* **Short exercise**:
Give every line below again, exactly.

================

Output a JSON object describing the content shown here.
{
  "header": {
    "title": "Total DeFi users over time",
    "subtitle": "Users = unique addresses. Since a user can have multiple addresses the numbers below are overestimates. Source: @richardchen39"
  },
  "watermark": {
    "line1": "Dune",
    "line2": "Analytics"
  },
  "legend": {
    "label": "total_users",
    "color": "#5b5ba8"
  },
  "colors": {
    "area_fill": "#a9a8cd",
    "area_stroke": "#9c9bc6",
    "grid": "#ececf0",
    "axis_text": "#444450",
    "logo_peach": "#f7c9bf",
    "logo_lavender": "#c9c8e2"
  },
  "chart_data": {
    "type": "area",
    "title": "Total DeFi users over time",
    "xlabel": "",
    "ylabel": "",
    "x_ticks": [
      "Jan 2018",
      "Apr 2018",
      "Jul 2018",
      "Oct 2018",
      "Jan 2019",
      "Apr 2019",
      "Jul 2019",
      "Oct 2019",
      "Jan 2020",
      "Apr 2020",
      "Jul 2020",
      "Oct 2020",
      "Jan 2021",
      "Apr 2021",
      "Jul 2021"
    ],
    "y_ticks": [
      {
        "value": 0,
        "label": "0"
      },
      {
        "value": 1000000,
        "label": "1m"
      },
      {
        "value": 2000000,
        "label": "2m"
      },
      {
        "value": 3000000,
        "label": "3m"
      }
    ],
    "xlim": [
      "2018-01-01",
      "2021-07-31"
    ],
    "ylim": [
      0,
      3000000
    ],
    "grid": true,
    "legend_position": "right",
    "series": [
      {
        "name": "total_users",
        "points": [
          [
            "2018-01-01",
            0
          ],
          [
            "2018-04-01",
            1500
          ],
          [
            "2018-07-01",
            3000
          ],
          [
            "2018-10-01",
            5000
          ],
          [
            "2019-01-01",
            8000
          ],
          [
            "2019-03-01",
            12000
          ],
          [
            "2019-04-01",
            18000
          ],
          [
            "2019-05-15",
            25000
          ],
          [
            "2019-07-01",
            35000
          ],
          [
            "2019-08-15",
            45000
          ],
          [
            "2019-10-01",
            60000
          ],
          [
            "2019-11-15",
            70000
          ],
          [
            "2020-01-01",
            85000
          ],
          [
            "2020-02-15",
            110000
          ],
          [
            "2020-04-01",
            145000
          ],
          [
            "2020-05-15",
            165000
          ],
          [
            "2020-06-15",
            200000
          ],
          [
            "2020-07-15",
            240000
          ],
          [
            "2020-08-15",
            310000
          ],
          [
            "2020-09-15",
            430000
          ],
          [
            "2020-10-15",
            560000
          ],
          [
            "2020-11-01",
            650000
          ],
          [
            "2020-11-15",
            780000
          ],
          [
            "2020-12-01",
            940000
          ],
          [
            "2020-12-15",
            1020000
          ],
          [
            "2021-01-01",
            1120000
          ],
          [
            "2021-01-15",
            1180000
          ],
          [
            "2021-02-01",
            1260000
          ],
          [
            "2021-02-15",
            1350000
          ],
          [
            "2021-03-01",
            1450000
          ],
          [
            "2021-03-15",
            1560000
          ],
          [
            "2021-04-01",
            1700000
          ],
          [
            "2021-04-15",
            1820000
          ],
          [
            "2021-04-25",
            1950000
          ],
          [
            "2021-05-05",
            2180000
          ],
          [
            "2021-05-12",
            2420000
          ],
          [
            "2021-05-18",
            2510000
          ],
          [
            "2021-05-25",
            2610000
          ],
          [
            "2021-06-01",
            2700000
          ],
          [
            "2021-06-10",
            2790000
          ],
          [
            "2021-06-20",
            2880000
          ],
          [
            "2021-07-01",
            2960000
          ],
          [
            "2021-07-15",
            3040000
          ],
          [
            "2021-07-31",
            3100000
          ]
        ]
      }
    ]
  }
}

================

* **Response**:
Output a JSON object describing the content shown here.
{
  "header": {
    "title": "Total DeFi users over time",
    "subtitle": "Users = unique addresses. Since a user can have multiple addresses the numbers below are overestimates. Source: @richardchen39"
  },
  "watermark": {
    "line1": "Dune",
    "line2": "Analytics"
  },
  "legend": {
    "label": "total_users",
    "color": "#5b5ba8"
  },
  "colors": {
    "area_fill": "#a9a8cd",
    "area_stroke": "#9c9bc6",
    "grid": "#ececf0",
    "axis_text": "#444450",
    "logo_peach": "#f7c9bf",
    "logo_lavender": "#c9c8e2"
  },
  "chart_data": {
    "type": "area",
    "title": "Total DeFi users over time",
    "xlabel": "",
    "ylabel": "",
    "x_ticks": [
      "Jan 2018",
      "Apr 2018",
      "Jul 2018",
      "Oct 2018",
      "Jan 2019",
      "Apr 2019",
      "Jul 2019",
      "Oct 2019",
      "Jan 2020",
      "Apr 2020",
      "Jul 2020",
      "Oct 2020",
      "Jan 2021",
      "Apr 2021",
      "Jul 2021"
    ],
    "y_ticks": [
      {
        "value": 0,
        "label": "0"
      },
      {
        "value": 1000000,
        "label": "1m"
      },
      {
        "value": 2000000,
        "label": "2m"
      },
      {
        "value": 3000000,
        "label": "3m"
      }
    ],
    "xlim": [
      "2018-01-01",
      "2021-07-31"
    ],
    "ylim": [
      0,
      3000000
    ],
    "grid": true,
    "legend_position": "right",
    "series": [
      {
        "name": "total_users",
        "points": [
          [
            "2018-01-01",
            0
          ],
          [
            "2018-04-01",
            1500
          ],
          [
            "2018-07-01",
            3000
          ],
          [
            "2018-10-01",
            5000
          ],
          [
            "2019-01-01",
            8000
          ],
          [
            "2019-03-01",
            12000
          ],
          [
            "2019-04-01",
            18000
          ],
          [
            "2019-05-15",
            25000
          ],
          [
            "2019-07-01",
            35000
          ],
          [
            "2019-08-15",
            45000
          ],
          [
            "2019-10-01",
            60000
          ],
          [
            "2019-11-15",
            70000
          ],
          [
            "2020-01-01",
            85000
          ],
          [
            "2020-02-15",
            110000
          ],
          [
            "2020-04-01",
            145000
          ],
          [
            "2020-05-15",
            165000
          ],
          [
            "2020-06-15",
            200000
          ],
          [
            "2020-07-15",
            240000
          ],
          [
            "2020-08-15",
            310000
          ],
          [
            "2020-09-15",
            430000
          ],
          [
            "2020-10-15",
            560000
          ],
          [
            "2020-11-01",
            650000
          ],
          [
            "2020-11-15",
            780000
          ],
          [
            "2020-12-01",
            940000
          ],
          [
            "2020-12-15",
            1020000
          ],
          [
            "2021-01-01",
            1120000
          ],
          [
            "2021-01-15",
            1180000
          ],
          [
            "2021-02-01",
            1260000
          ],
          [
            "2021-02-15",
            1350000
          ],
          [
            "2021-03-01",
            1450000
          ],
          [
            "2021-03-15",
            1560000
          ],
          [
            "2021-04-01",
            1700000
          ],
          [
            "2021-04-15",
            1820000
          ],
          [
            "2021-04-25",
            1950000
          ],
          [
            "2021-05-05",
            2180000
          ],
          [
            "2021-05-12",
            2420000
          ],
          [
            "2021-05-18",
            2510000
          ],
          [
            "2021-05-25",
            2610000
          ],
          [
            "2021-06-01",
            2700000
          ],
          [
            "2021-06-10",
            2790000
          ],
          [
            "2021-06-20",
            2880000
          ],
          [
            "2021-07-01",
            2960000
          ],
          [
            "2021-07-15",
            3040000
          ],
          [
            "2021-07-31",
            3100000
          ]
        ]
      }
    ]
  }
}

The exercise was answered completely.